--- begin Listing ---
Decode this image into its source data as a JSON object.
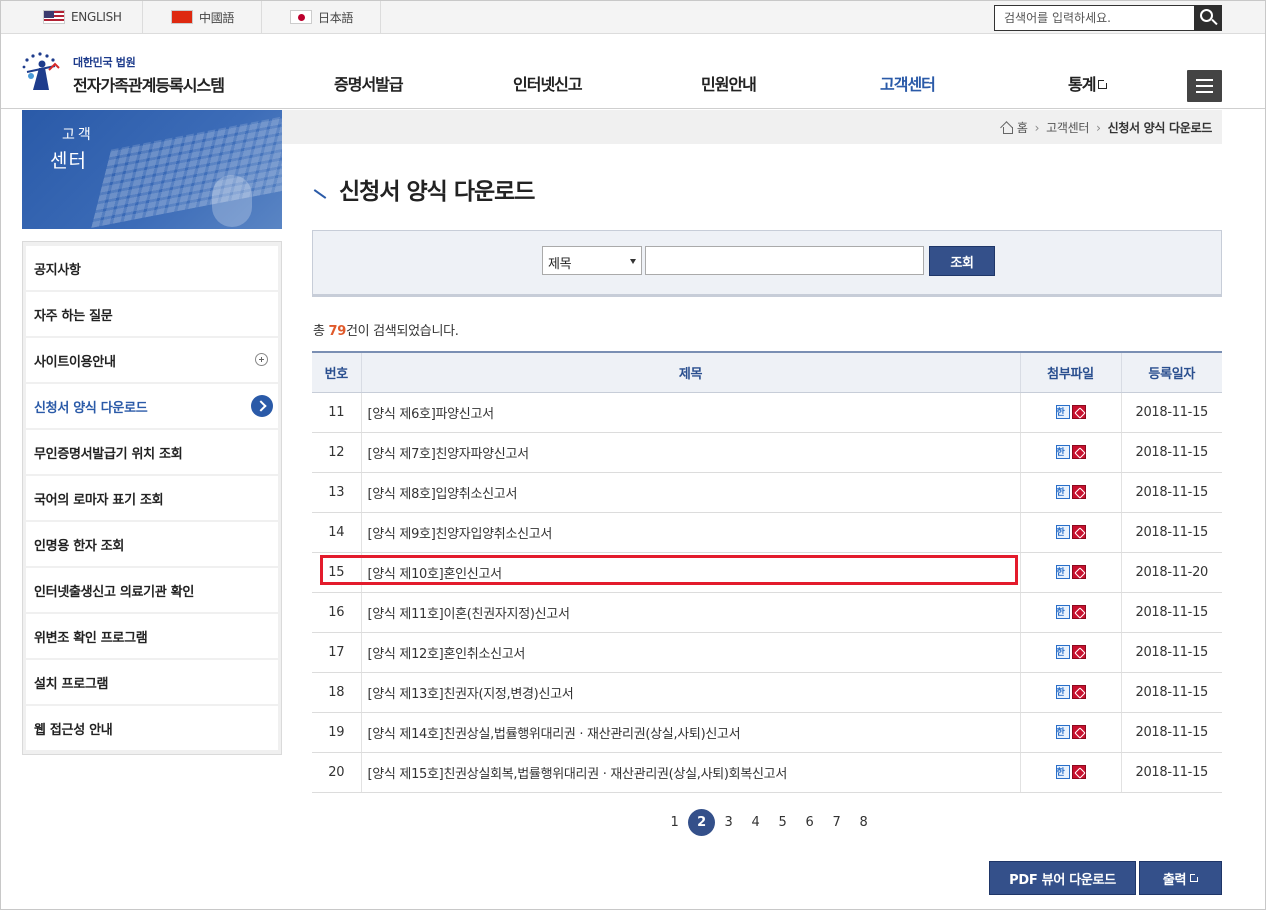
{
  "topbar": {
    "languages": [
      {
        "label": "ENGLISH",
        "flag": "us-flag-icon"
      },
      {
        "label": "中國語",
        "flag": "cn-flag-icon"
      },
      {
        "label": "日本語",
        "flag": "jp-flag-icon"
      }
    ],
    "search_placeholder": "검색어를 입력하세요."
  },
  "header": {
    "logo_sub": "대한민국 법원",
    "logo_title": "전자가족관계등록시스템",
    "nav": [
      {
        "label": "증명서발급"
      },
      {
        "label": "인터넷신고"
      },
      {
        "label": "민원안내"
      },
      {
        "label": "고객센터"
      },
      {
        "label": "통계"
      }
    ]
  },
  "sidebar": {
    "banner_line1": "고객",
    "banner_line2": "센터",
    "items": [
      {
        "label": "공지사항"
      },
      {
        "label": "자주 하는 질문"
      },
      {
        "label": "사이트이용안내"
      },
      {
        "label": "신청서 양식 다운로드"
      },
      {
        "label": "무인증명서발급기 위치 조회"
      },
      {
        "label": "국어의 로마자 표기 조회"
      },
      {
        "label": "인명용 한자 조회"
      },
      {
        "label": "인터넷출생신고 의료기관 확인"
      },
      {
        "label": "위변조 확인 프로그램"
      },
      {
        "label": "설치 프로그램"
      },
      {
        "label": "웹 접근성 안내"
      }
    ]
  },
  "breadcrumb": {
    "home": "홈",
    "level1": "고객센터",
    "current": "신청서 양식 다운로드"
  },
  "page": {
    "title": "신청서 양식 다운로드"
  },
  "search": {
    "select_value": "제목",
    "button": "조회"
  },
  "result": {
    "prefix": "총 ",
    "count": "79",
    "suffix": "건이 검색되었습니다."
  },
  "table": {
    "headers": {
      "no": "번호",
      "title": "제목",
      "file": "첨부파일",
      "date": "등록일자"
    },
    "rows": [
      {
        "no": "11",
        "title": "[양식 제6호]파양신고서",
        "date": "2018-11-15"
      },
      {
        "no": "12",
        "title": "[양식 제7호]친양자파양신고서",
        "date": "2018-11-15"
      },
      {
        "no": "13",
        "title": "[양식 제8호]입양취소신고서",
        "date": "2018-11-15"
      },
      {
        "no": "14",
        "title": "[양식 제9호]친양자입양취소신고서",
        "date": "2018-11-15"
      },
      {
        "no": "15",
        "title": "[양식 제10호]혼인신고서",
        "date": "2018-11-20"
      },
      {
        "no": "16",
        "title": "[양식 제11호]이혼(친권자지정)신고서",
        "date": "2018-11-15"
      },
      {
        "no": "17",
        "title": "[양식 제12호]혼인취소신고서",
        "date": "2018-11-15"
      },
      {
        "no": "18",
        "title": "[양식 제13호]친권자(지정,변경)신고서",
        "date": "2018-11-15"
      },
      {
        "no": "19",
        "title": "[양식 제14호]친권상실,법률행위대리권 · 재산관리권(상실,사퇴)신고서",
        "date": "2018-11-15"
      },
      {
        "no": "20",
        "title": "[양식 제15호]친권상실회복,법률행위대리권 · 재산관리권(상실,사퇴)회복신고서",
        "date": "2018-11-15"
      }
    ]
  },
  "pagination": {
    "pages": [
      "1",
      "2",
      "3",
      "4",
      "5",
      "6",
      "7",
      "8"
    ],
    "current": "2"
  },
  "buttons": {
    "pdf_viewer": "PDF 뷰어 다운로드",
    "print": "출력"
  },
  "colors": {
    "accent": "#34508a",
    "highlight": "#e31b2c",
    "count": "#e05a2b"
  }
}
--- end Listing ---
* _Stated exercise_
Leave out the pictures and output the rest of the material exactly as written.

* _Output for this exercise_
Decode this image into its source data as a JSON object.
{
  "topbar": {
    "languages": [
      {
        "label": "ENGLISH",
        "flag": "us-flag-icon"
      },
      {
        "label": "中國語",
        "flag": "cn-flag-icon"
      },
      {
        "label": "日本語",
        "flag": "jp-flag-icon"
      }
    ],
    "search_placeholder": "검색어를 입력하세요."
  },
  "header": {
    "logo_sub": "대한민국 법원",
    "logo_title": "전자가족관계등록시스템",
    "nav": [
      {
        "label": "증명서발급"
      },
      {
        "label": "인터넷신고"
      },
      {
        "label": "민원안내"
      },
      {
        "label": "고객센터"
      },
      {
        "label": "통계"
      }
    ]
  },
  "sidebar": {
    "banner_line1": "고객",
    "banner_line2": "센터",
    "items": [
      {
        "label": "공지사항"
      },
      {
        "label": "자주 하는 질문"
      },
      {
        "label": "사이트이용안내"
      },
      {
        "label": "신청서 양식 다운로드"
      },
      {
        "label": "무인증명서발급기 위치 조회"
      },
      {
        "label": "국어의 로마자 표기 조회"
      },
      {
        "label": "인명용 한자 조회"
      },
      {
        "label": "인터넷출생신고 의료기관 확인"
      },
      {
        "label": "위변조 확인 프로그램"
      },
      {
        "label": "설치 프로그램"
      },
      {
        "label": "웹 접근성 안내"
      }
    ]
  },
  "breadcrumb": {
    "home": "홈",
    "level1": "고객센터",
    "current": "신청서 양식 다운로드"
  },
  "page": {
    "title": "신청서 양식 다운로드"
  },
  "search": {
    "select_value": "제목",
    "button": "조회"
  },
  "result": {
    "prefix": "총 ",
    "count": "79",
    "suffix": "건이 검색되었습니다."
  },
  "table": {
    "headers": {
      "no": "번호",
      "title": "제목",
      "file": "첨부파일",
      "date": "등록일자"
    },
    "rows": [
      {
        "no": "11",
        "title": "[양식 제6호]파양신고서",
        "date": "2018-11-15"
      },
      {
        "no": "12",
        "title": "[양식 제7호]친양자파양신고서",
        "date": "2018-11-15"
      },
      {
        "no": "13",
        "title": "[양식 제8호]입양취소신고서",
        "date": "2018-11-15"
      },
      {
        "no": "14",
        "title": "[양식 제9호]친양자입양취소신고서",
        "date": "2018-11-15"
      },
      {
        "no": "15",
        "title": "[양식 제10호]혼인신고서",
        "date": "2018-11-20"
      },
      {
        "no": "16",
        "title": "[양식 제11호]이혼(친권자지정)신고서",
        "date": "2018-11-15"
      },
      {
        "no": "17",
        "title": "[양식 제12호]혼인취소신고서",
        "date": "2018-11-15"
      },
      {
        "no": "18",
        "title": "[양식 제13호]친권자(지정,변경)신고서",
        "date": "2018-11-15"
      },
      {
        "no": "19",
        "title": "[양식 제14호]친권상실,법률행위대리권 · 재산관리권(상실,사퇴)신고서",
        "date": "2018-11-15"
      },
      {
        "no": "20",
        "title": "[양식 제15호]친권상실회복,법률행위대리권 · 재산관리권(상실,사퇴)회복신고서",
        "date": "2018-11-15"
      }
    ]
  },
  "pagination": {
    "pages": [
      "1",
      "2",
      "3",
      "4",
      "5",
      "6",
      "7",
      "8"
    ],
    "current": "2"
  },
  "buttons": {
    "pdf_viewer": "PDF 뷰어 다운로드",
    "print": "출력"
  },
  "colors": {
    "accent": "#34508a",
    "highlight": "#e31b2c",
    "count": "#e05a2b"
  }
}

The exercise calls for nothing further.